▸ LISTING:
━━━━━━━━━━━━━━━━━━━━
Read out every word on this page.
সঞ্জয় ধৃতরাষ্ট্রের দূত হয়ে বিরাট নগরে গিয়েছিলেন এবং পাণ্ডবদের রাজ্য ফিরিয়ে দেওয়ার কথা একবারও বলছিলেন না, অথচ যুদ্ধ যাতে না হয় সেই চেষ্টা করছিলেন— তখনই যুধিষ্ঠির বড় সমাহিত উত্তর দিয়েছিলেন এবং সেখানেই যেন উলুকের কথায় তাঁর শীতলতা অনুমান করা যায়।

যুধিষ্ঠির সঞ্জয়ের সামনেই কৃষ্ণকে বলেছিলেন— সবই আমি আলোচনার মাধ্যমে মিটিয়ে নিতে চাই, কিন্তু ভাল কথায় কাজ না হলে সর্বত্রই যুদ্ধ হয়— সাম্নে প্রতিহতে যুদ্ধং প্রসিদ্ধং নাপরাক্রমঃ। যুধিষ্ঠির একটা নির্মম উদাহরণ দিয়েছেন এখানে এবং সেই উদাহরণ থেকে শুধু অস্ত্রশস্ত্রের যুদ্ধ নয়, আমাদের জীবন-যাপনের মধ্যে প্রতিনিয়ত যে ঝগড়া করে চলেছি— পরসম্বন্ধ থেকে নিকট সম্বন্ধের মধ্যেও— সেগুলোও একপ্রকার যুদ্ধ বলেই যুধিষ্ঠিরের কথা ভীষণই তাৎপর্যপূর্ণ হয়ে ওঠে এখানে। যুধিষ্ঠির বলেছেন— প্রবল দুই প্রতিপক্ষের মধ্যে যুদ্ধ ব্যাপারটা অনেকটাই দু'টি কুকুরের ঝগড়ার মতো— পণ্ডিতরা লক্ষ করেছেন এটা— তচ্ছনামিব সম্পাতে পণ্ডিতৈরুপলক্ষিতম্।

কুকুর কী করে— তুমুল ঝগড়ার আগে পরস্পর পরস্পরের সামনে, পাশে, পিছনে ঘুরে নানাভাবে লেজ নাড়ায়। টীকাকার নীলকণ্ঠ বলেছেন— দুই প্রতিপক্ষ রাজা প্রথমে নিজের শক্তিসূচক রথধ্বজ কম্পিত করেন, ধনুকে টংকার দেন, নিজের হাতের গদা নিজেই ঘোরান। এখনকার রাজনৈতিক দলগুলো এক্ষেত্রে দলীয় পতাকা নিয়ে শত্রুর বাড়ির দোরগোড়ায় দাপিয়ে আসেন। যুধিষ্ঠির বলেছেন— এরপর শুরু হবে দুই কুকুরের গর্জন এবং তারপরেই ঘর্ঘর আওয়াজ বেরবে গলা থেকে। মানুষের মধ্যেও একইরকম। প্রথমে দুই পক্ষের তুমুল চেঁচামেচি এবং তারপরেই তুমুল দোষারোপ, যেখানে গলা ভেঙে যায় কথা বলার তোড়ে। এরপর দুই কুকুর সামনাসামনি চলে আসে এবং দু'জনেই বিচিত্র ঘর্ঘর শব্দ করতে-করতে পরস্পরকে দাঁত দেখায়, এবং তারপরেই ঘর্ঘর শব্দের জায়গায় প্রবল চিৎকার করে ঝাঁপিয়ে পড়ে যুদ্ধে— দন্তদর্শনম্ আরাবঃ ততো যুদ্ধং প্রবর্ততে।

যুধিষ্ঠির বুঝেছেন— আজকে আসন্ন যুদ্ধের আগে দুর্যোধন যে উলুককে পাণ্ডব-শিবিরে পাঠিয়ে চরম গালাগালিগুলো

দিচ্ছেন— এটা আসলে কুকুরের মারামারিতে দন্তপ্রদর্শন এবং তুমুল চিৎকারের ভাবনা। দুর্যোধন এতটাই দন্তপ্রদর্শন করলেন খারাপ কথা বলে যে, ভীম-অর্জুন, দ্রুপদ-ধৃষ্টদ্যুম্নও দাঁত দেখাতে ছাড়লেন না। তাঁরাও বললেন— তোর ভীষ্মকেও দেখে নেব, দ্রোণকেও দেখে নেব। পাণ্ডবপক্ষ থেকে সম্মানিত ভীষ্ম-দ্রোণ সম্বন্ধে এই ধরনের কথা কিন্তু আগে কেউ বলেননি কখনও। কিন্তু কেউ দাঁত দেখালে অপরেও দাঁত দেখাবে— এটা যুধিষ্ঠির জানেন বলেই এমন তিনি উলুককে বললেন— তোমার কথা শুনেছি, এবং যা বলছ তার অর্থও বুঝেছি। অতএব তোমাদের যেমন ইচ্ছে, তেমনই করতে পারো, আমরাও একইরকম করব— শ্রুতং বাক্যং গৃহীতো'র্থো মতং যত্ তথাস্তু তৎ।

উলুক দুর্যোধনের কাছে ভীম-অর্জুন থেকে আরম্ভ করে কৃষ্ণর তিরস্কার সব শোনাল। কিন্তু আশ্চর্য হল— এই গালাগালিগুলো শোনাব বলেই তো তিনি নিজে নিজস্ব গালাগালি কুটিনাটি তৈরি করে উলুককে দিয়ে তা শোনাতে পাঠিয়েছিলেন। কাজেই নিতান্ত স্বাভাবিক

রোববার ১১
━━━━━━━━━━━━━━━━━━━━
▸ DIRECTION: Restate each record exactly as written.

▸ RESPONSE TO THE EXERCISE:
Read out every word on this page.
সঞ্জয় ধৃতরাষ্ট্রের দূত হয়ে বিরাট নগরে গিয়েছিলেন এবং পাণ্ডবদের রাজ্য ফিরিয়ে দেওয়ার কথা একবারও বলছিলেন না, অথচ যুদ্ধ যাতে না হয় সেই চেষ্টা করছিলেন— তখনই যুধিষ্ঠির বড় সমাহিত উত্তর দিয়েছিলেন এবং সেখানেই যেন উলুকের কথায় তাঁর শীতলতা অনুমান করা যায়।

যুধিষ্ঠির সঞ্জয়ের সামনেই কৃষ্ণকে বলেছিলেন— সবই আমি আলোচনার মাধ্যমে মিটিয়ে নিতে চাই, কিন্তু ভাল কথায় কাজ না হলে সর্বত্রই যুদ্ধ হয়— সাম্নে প্রতিহতে যুদ্ধং প্রসিদ্ধং নাপরাক্রমঃ। যুধিষ্ঠির একটা নির্মম উদাহরণ দিয়েছেন এখানে এবং সেই উদাহরণ থেকে শুধু অস্ত্রশস্ত্রের যুদ্ধ নয়, আমাদের জীবন-যাপনের মধ্যে প্রতিনিয়ত যে ঝগড়া করে চলেছি— পরসম্বন্ধ থেকে নিকট সম্বন্ধের মধ্যেও— সেগুলোও একপ্রকার যুদ্ধ বলেই যুধিষ্ঠিরের কথা ভীষণই তাৎপর্যপূর্ণ হয়ে ওঠে এখানে। যুধিষ্ঠির বলেছেন— প্রবল দুই প্রতিপক্ষের মধ্যে যুদ্ধ ব্যাপারটা অনেকটাই দু'টি কুকুরের ঝগড়ার মতো— পণ্ডিতরা লক্ষ করেছেন এটা— তচ্ছনামিব সম্পাতে পণ্ডিতৈরুপলক্ষিতম্।

কুকুর কী করে— তুমুল ঝগড়ার আগে পরস্পর পরস্পরের সামনে, পাশে, পিছনে ঘুরে নানাভাবে লেজ নাড়ায়। টীকাকার নীলকণ্ঠ বলেছেন— দুই প্রতিপক্ষ রাজা প্রথমে নিজের শক্তিসূচক রথধ্বজ কম্পিত করেন, ধনুকে টংকার দেন, নিজের হাতের গদা নিজেই ঘোরান। এখনকার রাজনৈতিক দলগুলো এক্ষেত্রে দলীয় পতাকা নিয়ে শত্রুর বাড়ির দোরগোড়ায় দাপিয়ে আসেন। যুধিষ্ঠির বলেছেন— এরপর শুরু হবে দুই কুকুরের গর্জন এবং তারপরেই ঘর্ঘর আওয়াজ বেরবে গলা থেকে। মানুষের মধ্যেও একইরকম। প্রথমে দুই পক্ষের তুমুল চেঁচামেচি এবং তারপরেই তুমুল দোষারোপ, যেখানে গলা ভেঙে যায় কথা বলার তোড়ে। এরপর দুই কুকুর সামনাসামনি চলে আসে এবং দু'জনেই বিচিত্র ঘর্ঘর শব্দ করতে-করতে পরস্পরকে দাঁত দেখায়, এবং তারপরেই ঘর্ঘর শব্দের জায়গায় প্রবল চিৎকার করে ঝাঁপিয়ে পড়ে যুদ্ধে— দন্তদর্শনম্ আরাবঃ ততো যুদ্ধং প্রবর্ততে।

যুধিষ্ঠির বুঝেছেন— আজকে আসন্ন যুদ্ধের আগে দুর্যোধন যে উলুককে পাণ্ডব-শিবিরে পাঠিয়ে চরম গালাগালিগুলো

দিচ্ছেন— এটা আসলে কুকুরের মারামারিতে দন্তপ্রদর্শন এবং তুমুল চিৎকারের ভাবনা। দুর্যোধন এতটাই দন্তপ্রদর্শন করলেন খারাপ কথা বলে যে, ভীম-অর্জুন, দ্রুপদ-ধৃষ্টদ্যুম্নও দাঁত দেখাতে ছাড়লেন না। তাঁরাও বললেন— তোর ভীষ্মকেও দেখে নেব, দ্রোণকেও দেখে নেব। পাণ্ডবপক্ষ থেকে সম্মানিত ভীষ্ম-দ্রোণ সম্বন্ধে এই ধরনের কথা কিন্তু আগে কেউ বলেননি কখনও। কিন্তু কেউ দাঁত দেখালে অপরেও দাঁত দেখাবে— এটা যুধিষ্ঠির জানেন বলেই এমন তিনি উলুককে বললেন— তোমার কথা শুনেছি, এবং যা বলছ তার অর্থও বুঝেছি। অতএব তোমাদের যেমন ইচ্ছে, তেমনই করতে পারো, আমরাও একইরকম করব— শ্রুতং বাক্যং গৃহীতো'র্থো মতং যত্ তথাস্তু তৎ।

উলুক দুর্যোধনের কাছে ভীম-অর্জুন থেকে আরম্ভ করে কৃষ্ণর তিরস্কার সব শোনাল। কিন্তু আশ্চর্য হল— এই গালাগালিগুলো শোনাব বলেই তো তিনি নিজে নিজস্ব গালাগালি কুটিনাটি তৈরি করে উলুককে দিয়ে তা শোনাতে পাঠিয়েছিলেন। কাজেই নিতান্ত স্বাভাবিক

রোববার ১১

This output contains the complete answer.